───── The data ─────

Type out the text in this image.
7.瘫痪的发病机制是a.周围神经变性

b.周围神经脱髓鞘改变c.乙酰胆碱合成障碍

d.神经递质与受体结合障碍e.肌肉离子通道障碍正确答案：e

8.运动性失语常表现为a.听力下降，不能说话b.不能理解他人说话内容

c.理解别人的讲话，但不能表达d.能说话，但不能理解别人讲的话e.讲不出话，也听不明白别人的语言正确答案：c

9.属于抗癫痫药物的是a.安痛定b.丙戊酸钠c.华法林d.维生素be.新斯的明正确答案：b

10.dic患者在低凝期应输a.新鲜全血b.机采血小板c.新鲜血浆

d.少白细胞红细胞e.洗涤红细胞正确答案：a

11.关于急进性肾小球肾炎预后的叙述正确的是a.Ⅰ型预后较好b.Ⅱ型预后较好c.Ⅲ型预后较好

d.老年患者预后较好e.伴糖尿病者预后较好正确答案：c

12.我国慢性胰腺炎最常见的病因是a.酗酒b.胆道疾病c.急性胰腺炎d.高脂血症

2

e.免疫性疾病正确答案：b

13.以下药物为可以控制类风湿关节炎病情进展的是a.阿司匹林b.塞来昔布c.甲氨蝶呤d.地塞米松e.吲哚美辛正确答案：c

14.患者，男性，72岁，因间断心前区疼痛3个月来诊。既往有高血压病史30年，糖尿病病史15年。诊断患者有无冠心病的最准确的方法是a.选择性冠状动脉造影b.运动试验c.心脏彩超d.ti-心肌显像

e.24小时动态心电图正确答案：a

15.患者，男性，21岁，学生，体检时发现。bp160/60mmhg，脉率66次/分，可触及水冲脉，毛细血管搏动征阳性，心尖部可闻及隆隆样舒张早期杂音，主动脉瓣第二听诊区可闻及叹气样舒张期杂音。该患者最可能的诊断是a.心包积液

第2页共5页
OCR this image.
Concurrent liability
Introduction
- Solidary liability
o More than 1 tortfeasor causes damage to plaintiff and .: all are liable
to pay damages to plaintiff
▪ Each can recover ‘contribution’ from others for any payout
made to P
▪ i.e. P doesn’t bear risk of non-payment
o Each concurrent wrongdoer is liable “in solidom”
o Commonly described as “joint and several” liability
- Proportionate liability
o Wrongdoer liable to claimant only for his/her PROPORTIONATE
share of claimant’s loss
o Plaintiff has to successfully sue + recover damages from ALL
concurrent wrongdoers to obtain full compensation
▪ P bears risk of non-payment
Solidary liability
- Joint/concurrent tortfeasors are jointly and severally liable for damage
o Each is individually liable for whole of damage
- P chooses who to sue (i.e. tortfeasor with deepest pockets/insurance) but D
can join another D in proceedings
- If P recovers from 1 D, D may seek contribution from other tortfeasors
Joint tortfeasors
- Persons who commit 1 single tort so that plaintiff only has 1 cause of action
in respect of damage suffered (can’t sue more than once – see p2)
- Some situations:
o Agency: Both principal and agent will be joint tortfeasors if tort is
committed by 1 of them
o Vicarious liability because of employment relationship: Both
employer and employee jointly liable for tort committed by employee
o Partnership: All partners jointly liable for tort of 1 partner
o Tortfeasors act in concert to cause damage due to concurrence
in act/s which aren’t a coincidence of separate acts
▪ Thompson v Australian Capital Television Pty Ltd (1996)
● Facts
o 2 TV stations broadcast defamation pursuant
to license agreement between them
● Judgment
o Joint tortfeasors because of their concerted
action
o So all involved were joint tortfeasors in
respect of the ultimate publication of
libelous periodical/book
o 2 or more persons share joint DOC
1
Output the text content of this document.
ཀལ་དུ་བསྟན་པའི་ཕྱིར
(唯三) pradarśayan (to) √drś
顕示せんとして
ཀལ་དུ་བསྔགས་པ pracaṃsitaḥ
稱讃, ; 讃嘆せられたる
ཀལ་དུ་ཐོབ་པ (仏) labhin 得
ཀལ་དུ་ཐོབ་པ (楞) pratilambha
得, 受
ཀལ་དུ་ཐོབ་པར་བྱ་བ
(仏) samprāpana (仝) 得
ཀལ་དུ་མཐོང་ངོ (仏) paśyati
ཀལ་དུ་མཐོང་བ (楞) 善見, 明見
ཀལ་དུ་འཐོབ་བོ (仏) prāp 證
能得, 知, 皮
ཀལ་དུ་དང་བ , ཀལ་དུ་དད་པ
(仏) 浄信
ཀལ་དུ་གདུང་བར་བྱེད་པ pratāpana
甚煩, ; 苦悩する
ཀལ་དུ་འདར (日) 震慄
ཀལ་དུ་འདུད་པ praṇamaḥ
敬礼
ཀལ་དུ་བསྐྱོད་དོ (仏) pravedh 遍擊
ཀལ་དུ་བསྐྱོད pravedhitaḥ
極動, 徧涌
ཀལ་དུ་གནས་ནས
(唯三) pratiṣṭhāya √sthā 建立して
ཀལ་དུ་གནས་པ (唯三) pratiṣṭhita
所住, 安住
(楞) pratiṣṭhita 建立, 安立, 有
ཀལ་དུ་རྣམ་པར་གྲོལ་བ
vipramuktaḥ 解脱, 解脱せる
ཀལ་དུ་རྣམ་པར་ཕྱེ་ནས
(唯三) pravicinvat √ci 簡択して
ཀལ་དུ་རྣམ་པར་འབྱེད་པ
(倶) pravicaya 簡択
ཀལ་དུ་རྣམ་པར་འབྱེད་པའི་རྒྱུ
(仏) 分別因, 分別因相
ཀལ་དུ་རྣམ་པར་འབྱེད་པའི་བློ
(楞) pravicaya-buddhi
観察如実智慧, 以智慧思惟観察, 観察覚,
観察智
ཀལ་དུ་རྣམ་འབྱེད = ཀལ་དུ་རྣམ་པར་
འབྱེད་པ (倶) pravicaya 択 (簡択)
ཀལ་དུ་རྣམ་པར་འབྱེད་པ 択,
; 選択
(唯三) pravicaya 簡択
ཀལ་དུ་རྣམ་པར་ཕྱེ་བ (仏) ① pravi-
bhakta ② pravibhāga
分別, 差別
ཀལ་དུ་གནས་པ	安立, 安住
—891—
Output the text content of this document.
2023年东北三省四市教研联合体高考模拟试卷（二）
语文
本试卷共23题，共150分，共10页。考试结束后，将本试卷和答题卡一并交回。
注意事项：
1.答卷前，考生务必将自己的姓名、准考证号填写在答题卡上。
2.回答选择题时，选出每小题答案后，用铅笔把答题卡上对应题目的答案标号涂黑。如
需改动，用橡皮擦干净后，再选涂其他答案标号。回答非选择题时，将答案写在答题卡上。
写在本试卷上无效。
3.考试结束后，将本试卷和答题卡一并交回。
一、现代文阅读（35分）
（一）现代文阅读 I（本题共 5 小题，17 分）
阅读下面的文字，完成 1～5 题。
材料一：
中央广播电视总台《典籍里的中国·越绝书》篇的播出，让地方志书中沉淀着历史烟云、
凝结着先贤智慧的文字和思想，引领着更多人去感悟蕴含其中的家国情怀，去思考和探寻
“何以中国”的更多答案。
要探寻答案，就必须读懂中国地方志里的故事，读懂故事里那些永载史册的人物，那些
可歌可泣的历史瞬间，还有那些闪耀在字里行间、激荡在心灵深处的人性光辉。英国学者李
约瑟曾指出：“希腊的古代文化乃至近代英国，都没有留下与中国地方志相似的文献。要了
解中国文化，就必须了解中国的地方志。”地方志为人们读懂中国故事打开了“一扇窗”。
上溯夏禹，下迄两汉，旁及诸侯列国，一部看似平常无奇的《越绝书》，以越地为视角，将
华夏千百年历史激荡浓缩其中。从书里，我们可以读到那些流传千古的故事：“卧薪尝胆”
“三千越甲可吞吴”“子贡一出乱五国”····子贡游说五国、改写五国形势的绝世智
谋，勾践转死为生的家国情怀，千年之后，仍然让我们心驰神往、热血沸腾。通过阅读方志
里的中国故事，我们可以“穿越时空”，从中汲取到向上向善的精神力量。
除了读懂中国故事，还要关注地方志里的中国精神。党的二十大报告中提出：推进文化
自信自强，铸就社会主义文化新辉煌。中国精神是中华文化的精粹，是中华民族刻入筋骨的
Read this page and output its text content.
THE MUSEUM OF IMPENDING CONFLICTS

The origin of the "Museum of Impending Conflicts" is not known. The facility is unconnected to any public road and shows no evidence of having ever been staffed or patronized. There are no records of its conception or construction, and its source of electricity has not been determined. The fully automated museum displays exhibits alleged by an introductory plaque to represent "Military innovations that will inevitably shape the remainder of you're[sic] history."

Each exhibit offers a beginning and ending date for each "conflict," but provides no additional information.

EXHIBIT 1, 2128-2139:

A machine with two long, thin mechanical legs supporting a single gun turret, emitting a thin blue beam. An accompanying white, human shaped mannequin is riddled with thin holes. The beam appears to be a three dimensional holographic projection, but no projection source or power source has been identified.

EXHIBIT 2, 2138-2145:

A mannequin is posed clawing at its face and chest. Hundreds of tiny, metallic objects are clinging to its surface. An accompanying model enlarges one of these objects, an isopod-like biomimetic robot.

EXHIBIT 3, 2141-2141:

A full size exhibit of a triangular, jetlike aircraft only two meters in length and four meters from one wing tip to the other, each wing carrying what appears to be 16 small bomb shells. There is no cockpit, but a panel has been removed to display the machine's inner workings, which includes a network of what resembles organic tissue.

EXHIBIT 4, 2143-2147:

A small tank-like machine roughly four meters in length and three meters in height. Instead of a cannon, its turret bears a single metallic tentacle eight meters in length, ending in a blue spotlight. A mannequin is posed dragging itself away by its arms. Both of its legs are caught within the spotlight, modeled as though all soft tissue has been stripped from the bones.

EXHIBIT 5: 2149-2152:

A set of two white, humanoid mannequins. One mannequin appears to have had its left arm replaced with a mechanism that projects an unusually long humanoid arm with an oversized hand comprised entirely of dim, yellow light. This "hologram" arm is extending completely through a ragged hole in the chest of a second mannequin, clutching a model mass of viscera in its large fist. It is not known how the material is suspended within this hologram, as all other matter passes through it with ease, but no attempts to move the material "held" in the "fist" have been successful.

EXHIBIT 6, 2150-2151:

─────

#### Problem requirements:
Copy out every line of the material above that mentions the word "将本试卷和答题卡一并交回".

#### Finished answer:
本试卷共23题，共150分，共10页。考试结束后，将本试卷和答题卡一并交回。
3.考试结束后，将本试卷和答题卡一并交回。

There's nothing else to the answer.